Stated goal :: Only lines holding the string "grey" are wanted; copy each one from the material.

Collected data entries:
########################################

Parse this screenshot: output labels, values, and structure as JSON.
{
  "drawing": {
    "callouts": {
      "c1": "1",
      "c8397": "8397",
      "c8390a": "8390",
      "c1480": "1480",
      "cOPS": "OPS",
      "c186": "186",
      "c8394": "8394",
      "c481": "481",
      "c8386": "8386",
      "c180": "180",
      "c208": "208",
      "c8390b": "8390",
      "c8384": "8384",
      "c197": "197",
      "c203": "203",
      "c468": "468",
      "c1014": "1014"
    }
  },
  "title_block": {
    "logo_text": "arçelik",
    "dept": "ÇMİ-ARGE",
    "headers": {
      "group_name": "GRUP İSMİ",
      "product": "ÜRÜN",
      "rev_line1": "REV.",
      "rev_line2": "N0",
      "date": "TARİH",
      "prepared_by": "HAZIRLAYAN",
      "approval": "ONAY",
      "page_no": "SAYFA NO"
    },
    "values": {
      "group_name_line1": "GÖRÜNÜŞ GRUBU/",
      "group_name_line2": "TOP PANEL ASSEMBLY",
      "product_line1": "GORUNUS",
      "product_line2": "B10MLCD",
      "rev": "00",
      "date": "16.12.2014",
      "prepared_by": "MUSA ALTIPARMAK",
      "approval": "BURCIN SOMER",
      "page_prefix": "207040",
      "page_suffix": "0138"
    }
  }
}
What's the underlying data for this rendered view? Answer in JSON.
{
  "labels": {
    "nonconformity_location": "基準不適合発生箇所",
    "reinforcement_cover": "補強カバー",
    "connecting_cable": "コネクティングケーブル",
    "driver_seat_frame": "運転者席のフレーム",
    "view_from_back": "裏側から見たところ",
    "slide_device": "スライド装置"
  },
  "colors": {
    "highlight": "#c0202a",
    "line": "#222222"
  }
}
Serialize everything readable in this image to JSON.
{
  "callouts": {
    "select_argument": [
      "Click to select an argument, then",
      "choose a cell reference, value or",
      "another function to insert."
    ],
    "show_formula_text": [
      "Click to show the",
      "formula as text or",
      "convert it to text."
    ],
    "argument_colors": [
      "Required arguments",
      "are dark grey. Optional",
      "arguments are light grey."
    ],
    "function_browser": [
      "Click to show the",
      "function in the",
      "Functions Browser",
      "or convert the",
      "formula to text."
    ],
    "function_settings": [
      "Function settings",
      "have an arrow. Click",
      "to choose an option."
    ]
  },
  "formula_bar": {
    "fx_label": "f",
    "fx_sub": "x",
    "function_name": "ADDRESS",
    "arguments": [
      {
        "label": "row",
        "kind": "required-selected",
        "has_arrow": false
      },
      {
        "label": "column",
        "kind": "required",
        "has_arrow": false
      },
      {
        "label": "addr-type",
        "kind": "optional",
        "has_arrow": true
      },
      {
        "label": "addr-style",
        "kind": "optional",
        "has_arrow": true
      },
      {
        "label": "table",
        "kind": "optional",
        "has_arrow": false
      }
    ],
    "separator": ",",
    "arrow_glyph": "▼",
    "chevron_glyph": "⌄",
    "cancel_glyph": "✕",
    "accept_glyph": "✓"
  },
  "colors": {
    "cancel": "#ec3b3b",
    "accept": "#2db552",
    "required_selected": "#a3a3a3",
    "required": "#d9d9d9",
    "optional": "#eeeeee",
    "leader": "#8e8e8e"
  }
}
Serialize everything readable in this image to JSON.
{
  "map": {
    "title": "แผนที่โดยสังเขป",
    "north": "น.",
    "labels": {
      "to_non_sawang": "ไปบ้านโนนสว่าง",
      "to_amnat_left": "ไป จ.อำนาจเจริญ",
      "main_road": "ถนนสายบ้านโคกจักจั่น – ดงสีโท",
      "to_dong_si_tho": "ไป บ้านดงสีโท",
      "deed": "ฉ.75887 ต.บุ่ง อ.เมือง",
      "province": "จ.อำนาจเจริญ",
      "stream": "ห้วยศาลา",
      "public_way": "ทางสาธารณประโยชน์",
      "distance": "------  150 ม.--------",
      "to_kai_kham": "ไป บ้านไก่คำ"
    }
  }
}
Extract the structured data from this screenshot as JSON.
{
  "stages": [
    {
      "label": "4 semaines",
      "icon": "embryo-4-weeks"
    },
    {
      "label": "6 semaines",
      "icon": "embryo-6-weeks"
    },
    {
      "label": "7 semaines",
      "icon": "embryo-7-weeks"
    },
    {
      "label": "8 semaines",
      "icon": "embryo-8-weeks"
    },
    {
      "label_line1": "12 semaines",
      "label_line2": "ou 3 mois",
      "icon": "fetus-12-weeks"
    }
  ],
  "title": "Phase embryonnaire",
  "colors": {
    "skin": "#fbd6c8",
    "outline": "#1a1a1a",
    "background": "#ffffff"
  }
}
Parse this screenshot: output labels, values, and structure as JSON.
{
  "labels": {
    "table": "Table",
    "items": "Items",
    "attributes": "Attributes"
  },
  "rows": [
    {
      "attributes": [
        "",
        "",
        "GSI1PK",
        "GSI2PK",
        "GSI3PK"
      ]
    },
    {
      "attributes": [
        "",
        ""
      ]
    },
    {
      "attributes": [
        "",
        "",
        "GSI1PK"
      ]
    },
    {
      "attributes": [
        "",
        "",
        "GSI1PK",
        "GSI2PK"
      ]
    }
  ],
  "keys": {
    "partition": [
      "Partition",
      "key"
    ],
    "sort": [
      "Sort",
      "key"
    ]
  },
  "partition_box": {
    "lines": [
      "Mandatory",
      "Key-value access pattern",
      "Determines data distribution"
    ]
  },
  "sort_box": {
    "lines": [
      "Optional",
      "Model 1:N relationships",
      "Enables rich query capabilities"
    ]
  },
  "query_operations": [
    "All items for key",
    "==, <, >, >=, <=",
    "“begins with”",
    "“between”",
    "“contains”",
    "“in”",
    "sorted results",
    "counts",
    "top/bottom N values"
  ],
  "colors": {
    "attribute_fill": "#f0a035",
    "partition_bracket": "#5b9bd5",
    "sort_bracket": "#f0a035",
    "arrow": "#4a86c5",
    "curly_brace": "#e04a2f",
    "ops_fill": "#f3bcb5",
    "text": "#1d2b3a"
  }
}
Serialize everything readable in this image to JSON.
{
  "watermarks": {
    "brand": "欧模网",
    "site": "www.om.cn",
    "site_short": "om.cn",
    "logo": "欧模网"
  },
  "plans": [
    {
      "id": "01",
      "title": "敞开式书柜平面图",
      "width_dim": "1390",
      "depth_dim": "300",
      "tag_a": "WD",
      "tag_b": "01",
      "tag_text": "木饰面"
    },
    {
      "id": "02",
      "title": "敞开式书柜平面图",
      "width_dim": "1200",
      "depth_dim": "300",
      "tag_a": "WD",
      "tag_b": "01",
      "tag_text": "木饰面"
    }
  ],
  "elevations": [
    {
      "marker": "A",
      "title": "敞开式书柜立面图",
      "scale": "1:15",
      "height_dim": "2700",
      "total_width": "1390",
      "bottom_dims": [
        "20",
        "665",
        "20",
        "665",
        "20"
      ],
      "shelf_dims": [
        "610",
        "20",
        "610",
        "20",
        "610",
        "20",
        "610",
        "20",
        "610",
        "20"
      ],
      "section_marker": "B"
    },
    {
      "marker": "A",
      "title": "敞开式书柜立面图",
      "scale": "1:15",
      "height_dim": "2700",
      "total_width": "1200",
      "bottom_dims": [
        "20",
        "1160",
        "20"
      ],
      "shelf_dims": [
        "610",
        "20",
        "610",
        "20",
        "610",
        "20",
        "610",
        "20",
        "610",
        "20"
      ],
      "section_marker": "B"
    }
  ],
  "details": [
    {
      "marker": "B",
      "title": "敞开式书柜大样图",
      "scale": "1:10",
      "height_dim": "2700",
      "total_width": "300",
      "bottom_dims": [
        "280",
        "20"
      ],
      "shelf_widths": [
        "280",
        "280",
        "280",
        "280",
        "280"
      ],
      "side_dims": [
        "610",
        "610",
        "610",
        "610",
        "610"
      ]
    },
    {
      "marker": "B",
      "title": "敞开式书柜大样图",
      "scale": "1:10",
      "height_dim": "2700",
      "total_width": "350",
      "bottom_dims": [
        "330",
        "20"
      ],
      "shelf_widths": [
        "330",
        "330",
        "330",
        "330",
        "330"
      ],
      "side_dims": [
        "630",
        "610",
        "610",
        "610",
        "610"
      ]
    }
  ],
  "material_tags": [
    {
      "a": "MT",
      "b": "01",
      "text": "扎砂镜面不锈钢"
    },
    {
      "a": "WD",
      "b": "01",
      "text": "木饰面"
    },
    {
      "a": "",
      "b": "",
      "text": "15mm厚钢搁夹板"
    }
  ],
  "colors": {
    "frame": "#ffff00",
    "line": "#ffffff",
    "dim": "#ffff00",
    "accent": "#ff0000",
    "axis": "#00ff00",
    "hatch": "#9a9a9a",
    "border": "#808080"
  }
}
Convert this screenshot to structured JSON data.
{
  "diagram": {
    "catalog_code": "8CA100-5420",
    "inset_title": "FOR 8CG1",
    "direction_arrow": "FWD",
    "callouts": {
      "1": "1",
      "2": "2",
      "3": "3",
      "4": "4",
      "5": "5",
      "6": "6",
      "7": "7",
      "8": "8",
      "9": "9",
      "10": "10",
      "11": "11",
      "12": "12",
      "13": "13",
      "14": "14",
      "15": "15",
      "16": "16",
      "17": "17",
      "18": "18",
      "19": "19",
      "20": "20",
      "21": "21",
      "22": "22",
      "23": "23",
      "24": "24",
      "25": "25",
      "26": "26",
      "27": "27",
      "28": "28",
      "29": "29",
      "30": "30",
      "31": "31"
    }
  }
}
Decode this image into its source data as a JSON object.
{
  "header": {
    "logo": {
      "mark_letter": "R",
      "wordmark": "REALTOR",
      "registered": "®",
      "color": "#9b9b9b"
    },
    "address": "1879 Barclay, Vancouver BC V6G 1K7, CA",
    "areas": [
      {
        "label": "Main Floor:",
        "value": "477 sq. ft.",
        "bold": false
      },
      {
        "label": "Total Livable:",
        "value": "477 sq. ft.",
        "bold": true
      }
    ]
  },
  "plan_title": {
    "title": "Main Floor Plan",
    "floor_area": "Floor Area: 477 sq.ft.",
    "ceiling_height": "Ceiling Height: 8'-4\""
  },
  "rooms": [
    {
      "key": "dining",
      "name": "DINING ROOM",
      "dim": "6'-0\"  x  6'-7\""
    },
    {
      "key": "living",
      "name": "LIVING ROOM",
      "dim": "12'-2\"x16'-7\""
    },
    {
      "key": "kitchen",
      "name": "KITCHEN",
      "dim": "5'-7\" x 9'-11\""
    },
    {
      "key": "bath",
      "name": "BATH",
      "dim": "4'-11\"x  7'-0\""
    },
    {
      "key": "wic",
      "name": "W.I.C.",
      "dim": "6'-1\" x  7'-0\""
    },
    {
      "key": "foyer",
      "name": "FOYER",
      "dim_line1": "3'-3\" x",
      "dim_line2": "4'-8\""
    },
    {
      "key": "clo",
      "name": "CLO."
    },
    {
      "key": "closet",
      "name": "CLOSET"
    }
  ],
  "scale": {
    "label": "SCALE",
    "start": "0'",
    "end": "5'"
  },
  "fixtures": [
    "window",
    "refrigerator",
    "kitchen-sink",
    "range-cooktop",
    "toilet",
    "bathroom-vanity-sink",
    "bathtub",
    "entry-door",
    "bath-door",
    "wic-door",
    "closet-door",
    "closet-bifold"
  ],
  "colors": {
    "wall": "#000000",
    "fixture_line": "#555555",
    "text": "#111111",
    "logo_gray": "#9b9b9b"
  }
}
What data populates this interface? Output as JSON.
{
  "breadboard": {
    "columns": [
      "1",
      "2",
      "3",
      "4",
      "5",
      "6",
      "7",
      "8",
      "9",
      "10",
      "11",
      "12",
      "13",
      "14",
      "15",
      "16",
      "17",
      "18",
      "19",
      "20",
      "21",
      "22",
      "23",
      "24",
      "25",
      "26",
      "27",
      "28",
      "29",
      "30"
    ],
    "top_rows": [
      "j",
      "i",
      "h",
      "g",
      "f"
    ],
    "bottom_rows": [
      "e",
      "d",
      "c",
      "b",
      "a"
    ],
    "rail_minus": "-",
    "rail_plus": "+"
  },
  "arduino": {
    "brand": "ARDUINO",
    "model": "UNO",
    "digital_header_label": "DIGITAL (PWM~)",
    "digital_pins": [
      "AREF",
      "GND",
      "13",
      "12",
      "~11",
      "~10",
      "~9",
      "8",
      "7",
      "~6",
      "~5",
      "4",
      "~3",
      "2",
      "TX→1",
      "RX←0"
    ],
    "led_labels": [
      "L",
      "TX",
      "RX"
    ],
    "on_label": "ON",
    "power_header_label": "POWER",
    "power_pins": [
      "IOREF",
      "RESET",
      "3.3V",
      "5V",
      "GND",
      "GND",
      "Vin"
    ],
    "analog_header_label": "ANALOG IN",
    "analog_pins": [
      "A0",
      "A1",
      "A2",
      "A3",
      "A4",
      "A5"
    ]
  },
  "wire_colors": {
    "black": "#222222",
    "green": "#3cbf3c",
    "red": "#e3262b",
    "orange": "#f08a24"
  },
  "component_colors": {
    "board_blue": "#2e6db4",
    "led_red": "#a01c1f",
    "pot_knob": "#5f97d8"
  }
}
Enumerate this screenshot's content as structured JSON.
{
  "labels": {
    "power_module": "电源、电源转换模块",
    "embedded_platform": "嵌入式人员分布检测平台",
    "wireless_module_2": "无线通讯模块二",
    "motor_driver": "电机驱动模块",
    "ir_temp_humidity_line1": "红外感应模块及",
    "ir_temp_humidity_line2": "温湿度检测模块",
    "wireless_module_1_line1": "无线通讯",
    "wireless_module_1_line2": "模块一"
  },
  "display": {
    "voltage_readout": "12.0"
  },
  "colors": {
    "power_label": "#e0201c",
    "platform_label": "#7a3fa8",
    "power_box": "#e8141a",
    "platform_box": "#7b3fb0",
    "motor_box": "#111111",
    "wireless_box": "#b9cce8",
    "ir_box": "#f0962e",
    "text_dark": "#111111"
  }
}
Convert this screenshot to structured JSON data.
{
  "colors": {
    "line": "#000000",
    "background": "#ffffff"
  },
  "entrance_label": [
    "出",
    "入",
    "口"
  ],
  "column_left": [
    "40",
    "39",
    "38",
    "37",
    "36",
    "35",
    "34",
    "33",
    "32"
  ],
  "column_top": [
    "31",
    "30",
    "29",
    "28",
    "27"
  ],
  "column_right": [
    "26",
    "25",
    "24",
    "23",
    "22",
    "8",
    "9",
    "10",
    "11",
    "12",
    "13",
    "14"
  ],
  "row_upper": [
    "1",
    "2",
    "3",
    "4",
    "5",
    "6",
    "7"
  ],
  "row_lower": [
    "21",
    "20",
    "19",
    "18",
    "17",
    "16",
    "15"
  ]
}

########################################

Problem solution ::
      "are dark grey. Optional",
      "arguments are light grey."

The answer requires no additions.